### DIRECTION
Reproduce the items from the line with "chandelier-icon (1555, 299, 1724, 674)" to the line with "right-eye-reflection (310, 859, 324, 874)", changing every "recessed-light-icon" to "ceiling-light-icon" and leaving everything else as it is.

### PROVIDED DATA

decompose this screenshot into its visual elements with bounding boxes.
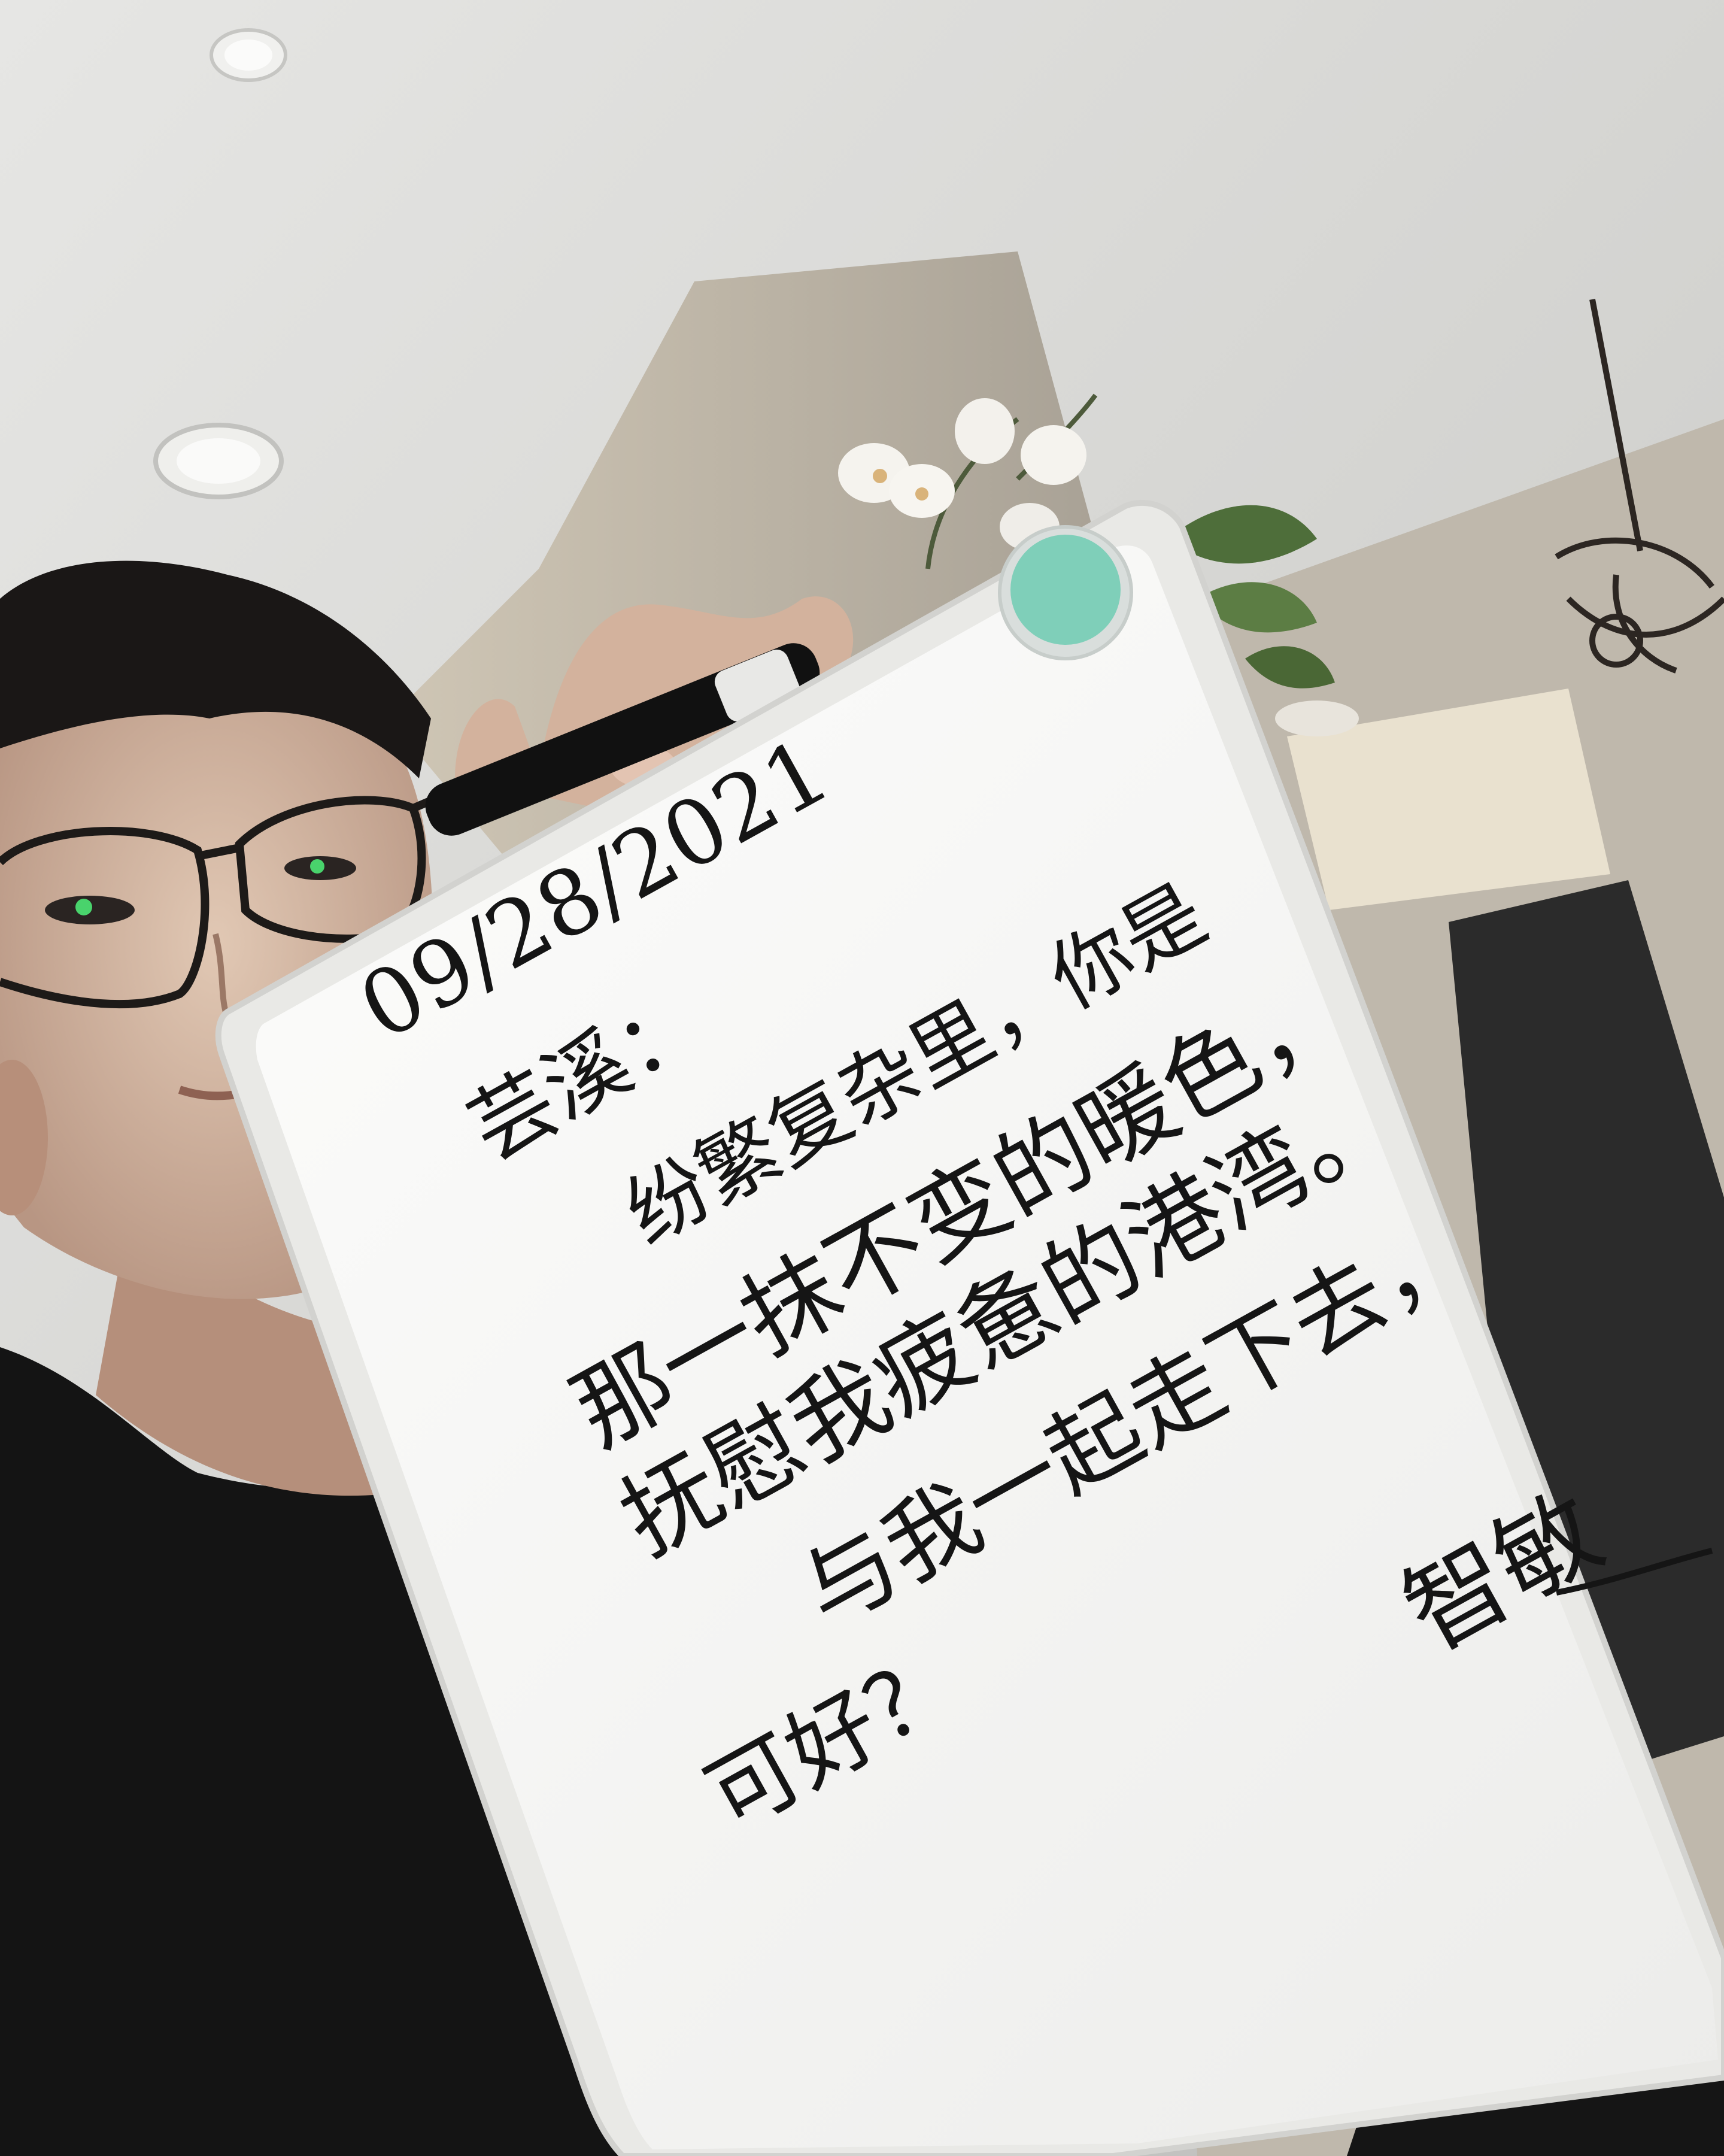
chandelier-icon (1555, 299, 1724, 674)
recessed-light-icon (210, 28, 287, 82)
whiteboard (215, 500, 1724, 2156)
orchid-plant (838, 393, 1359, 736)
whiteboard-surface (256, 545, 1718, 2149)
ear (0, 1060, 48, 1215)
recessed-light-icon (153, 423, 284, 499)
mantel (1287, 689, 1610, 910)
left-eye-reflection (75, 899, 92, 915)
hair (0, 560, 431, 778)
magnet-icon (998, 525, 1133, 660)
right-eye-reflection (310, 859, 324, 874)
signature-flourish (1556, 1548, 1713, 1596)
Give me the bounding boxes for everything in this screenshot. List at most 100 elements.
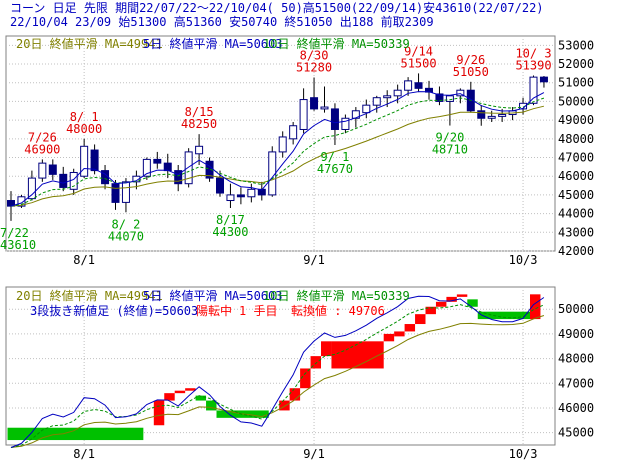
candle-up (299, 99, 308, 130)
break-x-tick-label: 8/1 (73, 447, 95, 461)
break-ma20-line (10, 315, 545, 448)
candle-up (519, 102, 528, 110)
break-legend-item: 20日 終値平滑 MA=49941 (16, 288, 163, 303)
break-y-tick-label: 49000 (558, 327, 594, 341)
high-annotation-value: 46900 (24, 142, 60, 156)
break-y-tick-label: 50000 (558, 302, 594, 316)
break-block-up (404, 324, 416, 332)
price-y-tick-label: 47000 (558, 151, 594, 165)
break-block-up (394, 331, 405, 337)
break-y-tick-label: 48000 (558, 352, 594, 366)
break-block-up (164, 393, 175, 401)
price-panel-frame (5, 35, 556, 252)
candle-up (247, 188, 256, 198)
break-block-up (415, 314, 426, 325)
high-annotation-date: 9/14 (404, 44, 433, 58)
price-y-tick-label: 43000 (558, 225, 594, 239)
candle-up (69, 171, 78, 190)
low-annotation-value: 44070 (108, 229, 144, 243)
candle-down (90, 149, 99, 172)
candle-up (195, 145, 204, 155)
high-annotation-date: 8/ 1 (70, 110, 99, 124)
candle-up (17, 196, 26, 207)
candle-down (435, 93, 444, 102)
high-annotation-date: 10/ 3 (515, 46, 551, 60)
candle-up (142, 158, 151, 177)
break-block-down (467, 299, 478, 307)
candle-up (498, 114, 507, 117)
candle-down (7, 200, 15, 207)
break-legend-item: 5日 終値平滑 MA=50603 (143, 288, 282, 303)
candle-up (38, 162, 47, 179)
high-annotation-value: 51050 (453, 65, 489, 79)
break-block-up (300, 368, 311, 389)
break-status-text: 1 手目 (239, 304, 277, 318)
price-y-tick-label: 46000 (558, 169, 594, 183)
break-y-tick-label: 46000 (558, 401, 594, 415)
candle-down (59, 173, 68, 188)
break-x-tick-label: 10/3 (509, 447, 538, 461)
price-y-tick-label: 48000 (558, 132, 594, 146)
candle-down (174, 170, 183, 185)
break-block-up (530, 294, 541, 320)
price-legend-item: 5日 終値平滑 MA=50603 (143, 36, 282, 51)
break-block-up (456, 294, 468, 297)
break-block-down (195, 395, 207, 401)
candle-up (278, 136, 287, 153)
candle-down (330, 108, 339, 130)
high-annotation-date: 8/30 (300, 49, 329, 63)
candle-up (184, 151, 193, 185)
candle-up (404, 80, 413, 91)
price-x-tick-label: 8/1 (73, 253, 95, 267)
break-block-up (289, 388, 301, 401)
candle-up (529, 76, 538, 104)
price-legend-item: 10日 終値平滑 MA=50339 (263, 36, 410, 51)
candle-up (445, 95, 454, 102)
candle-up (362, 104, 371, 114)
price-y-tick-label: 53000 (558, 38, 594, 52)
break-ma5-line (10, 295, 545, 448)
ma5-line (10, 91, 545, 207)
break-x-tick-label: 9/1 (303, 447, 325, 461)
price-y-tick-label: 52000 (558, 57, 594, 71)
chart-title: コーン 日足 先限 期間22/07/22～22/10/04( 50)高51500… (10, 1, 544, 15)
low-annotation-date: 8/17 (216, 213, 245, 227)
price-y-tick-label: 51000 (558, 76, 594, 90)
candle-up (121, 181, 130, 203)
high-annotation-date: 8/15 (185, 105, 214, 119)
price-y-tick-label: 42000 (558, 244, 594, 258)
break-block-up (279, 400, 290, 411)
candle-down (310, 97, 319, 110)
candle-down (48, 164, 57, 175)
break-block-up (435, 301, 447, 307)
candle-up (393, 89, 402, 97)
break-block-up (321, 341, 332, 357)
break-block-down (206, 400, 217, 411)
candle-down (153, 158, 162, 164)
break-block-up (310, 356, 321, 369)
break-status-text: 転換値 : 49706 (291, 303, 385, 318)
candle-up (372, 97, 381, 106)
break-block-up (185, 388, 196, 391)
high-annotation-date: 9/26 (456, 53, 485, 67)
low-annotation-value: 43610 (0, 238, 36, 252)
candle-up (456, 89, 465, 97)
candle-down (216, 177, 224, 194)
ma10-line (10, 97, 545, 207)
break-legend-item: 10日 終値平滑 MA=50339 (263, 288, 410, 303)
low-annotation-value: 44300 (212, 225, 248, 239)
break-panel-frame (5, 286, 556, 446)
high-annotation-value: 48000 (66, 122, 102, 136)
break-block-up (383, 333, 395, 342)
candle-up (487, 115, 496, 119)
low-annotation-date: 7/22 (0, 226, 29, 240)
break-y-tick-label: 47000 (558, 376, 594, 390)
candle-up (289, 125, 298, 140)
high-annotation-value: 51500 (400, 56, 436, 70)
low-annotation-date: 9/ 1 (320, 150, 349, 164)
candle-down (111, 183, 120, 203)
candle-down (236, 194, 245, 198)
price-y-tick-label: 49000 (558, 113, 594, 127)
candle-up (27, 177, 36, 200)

### EXERCISE RESPONSE
chandelier-icon (1555, 299, 1724, 674)
ceiling-light-icon (210, 28, 287, 82)
whiteboard (215, 500, 1724, 2156)
orchid-plant (838, 393, 1359, 736)
whiteboard-surface (256, 545, 1718, 2149)
ear (0, 1060, 48, 1215)
ceiling-light-icon (153, 423, 284, 499)
mantel (1287, 689, 1610, 910)
left-eye-reflection (75, 899, 92, 915)
hair (0, 560, 431, 778)
magnet-icon (998, 525, 1133, 660)
right-eye-reflection (310, 859, 324, 874)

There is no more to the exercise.